__Exercise input__:
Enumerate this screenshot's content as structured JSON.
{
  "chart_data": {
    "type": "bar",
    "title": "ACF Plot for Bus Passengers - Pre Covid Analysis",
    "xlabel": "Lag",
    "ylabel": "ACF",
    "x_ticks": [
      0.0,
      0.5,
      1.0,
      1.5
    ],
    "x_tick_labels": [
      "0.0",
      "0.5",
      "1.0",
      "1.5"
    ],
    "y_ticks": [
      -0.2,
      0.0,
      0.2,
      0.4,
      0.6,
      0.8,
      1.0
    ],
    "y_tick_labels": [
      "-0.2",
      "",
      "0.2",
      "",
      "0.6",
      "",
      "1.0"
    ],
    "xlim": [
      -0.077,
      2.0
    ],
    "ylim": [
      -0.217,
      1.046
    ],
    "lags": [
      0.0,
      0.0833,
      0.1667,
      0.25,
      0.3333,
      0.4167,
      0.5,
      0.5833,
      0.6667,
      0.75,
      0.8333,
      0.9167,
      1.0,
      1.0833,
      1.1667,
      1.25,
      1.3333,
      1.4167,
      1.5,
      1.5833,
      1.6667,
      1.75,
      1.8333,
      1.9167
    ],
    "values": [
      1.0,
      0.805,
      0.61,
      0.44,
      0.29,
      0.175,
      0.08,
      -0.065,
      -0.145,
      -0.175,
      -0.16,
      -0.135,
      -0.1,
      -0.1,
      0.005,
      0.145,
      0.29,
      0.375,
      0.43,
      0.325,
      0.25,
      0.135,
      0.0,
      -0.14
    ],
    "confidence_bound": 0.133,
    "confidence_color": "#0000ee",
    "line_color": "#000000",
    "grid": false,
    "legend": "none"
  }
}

__Instructions for the task__: Repeat the preceding lines exactly, please, every one of them.

__Correct result__:
Enumerate this screenshot's content as structured JSON.
{
  "chart_data": {
    "type": "bar",
    "title": "ACF Plot for Bus Passengers - Pre Covid Analysis",
    "xlabel": "Lag",
    "ylabel": "ACF",
    "x_ticks": [
      0.0,
      0.5,
      1.0,
      1.5
    ],
    "x_tick_labels": [
      "0.0",
      "0.5",
      "1.0",
      "1.5"
    ],
    "y_ticks": [
      -0.2,
      0.0,
      0.2,
      0.4,
      0.6,
      0.8,
      1.0
    ],
    "y_tick_labels": [
      "-0.2",
      "",
      "0.2",
      "",
      "0.6",
      "",
      "1.0"
    ],
    "xlim": [
      -0.077,
      2.0
    ],
    "ylim": [
      -0.217,
      1.046
    ],
    "lags": [
      0.0,
      0.0833,
      0.1667,
      0.25,
      0.3333,
      0.4167,
      0.5,
      0.5833,
      0.6667,
      0.75,
      0.8333,
      0.9167,
      1.0,
      1.0833,
      1.1667,
      1.25,
      1.3333,
      1.4167,
      1.5,
      1.5833,
      1.6667,
      1.75,
      1.8333,
      1.9167
    ],
    "values": [
      1.0,
      0.805,
      0.61,
      0.44,
      0.29,
      0.175,
      0.08,
      -0.065,
      -0.145,
      -0.175,
      -0.16,
      -0.135,
      -0.1,
      -0.1,
      0.005,
      0.145,
      0.29,
      0.375,
      0.43,
      0.325,
      0.25,
      0.135,
      0.0,
      -0.14
    ],
    "confidence_bound": 0.133,
    "confidence_color": "#0000ee",
    "line_color": "#000000",
    "grid": false,
    "legend": "none"
  }
}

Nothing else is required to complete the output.